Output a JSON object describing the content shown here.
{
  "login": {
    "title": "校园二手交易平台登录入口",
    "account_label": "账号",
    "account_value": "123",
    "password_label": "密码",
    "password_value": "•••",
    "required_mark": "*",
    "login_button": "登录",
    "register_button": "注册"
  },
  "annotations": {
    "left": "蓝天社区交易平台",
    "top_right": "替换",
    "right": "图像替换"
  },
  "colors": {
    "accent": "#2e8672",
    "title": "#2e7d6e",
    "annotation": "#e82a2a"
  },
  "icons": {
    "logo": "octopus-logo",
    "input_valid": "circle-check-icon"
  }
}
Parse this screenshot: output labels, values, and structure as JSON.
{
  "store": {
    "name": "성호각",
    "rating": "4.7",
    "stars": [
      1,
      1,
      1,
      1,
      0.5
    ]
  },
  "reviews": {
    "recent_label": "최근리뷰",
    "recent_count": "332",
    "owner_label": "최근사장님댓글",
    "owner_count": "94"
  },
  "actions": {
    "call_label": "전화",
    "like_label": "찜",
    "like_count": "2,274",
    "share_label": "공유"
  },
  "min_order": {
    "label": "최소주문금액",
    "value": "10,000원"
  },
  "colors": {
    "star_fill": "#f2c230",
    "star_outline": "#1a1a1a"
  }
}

• To do: Reproduce every line above without error.

• Finished answer:
Output a JSON object describing the content shown here.
{
  "login": {
    "title": "校园二手交易平台登录入口",
    "account_label": "账号",
    "account_value": "123",
    "password_label": "密码",
    "password_value": "•••",
    "required_mark": "*",
    "login_button": "登录",
    "register_button": "注册"
  },
  "annotations": {
    "left": "蓝天社区交易平台",
    "top_right": "替换",
    "right": "图像替换"
  },
  "colors": {
    "accent": "#2e8672",
    "title": "#2e7d6e",
    "annotation": "#e82a2a"
  },
  "icons": {
    "logo": "octopus-logo",
    "input_valid": "circle-check-icon"
  }
}
Parse this screenshot: output labels, values, and structure as JSON.
{
  "store": {
    "name": "성호각",
    "rating": "4.7",
    "stars": [
      1,
      1,
      1,
      1,
      0.5
    ]
  },
  "reviews": {
    "recent_label": "최근리뷰",
    "recent_count": "332",
    "owner_label": "최근사장님댓글",
    "owner_count": "94"
  },
  "actions": {
    "call_label": "전화",
    "like_label": "찜",
    "like_count": "2,274",
    "share_label": "공유"
  },
  "min_order": {
    "label": "최소주문금액",
    "value": "10,000원"
  },
  "colors": {
    "star_fill": "#f2c230",
    "star_outline": "#1a1a1a"
  }
}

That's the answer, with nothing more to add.